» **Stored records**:
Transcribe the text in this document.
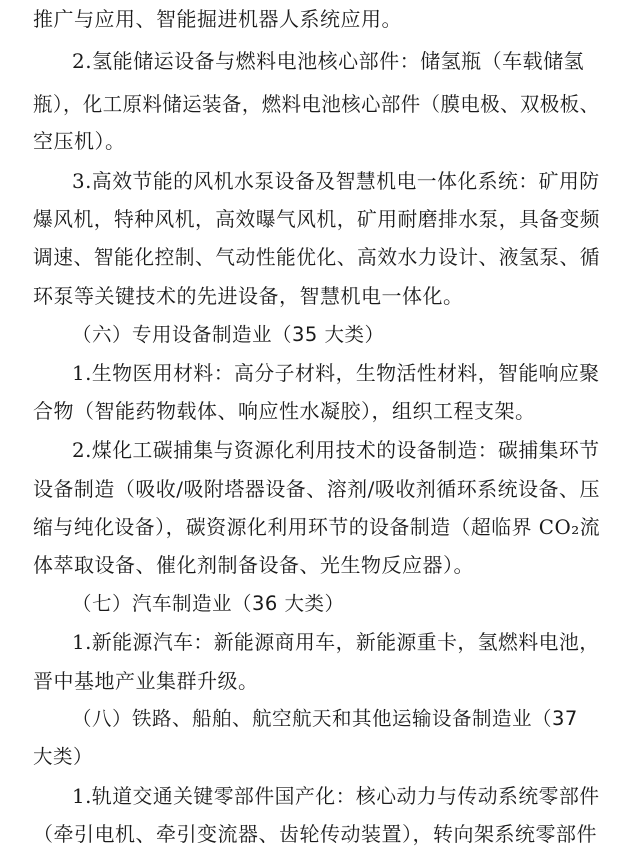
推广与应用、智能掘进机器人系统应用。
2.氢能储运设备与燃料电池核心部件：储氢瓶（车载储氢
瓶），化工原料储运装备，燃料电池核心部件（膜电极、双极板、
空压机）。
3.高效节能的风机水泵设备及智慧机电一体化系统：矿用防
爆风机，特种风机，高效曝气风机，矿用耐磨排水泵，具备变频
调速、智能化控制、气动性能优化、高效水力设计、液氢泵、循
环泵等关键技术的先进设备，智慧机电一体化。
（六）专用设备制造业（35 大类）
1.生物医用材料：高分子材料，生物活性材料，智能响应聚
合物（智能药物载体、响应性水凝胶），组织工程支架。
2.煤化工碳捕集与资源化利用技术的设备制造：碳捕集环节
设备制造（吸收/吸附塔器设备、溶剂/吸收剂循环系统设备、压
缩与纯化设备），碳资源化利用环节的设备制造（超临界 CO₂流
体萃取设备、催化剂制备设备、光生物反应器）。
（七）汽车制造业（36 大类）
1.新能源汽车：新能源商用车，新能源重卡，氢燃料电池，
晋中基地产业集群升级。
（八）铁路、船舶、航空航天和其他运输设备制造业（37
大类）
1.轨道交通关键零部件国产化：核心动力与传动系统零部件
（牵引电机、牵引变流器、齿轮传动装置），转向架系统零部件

» **GIVEN EXERCISE**: Omit the pictures, and quote the material above exactly as given.

» **THE RESPONSE**:
Transcribe the text in this document.
推广与应用、智能掘进机器人系统应用。
2.氢能储运设备与燃料电池核心部件：储氢瓶（车载储氢
瓶），化工原料储运装备，燃料电池核心部件（膜电极、双极板、
空压机）。
3.高效节能的风机水泵设备及智慧机电一体化系统：矿用防
爆风机，特种风机，高效曝气风机，矿用耐磨排水泵，具备变频
调速、智能化控制、气动性能优化、高效水力设计、液氢泵、循
环泵等关键技术的先进设备，智慧机电一体化。
（六）专用设备制造业（35 大类）
1.生物医用材料：高分子材料，生物活性材料，智能响应聚
合物（智能药物载体、响应性水凝胶），组织工程支架。
2.煤化工碳捕集与资源化利用技术的设备制造：碳捕集环节
设备制造（吸收/吸附塔器设备、溶剂/吸收剂循环系统设备、压
缩与纯化设备），碳资源化利用环节的设备制造（超临界 CO₂流
体萃取设备、催化剂制备设备、光生物反应器）。
（七）汽车制造业（36 大类）
1.新能源汽车：新能源商用车，新能源重卡，氢燃料电池，
晋中基地产业集群升级。
（八）铁路、船舶、航空航天和其他运输设备制造业（37
大类）
1.轨道交通关键零部件国产化：核心动力与传动系统零部件
（牵引电机、牵引变流器、齿轮传动装置），转向架系统零部件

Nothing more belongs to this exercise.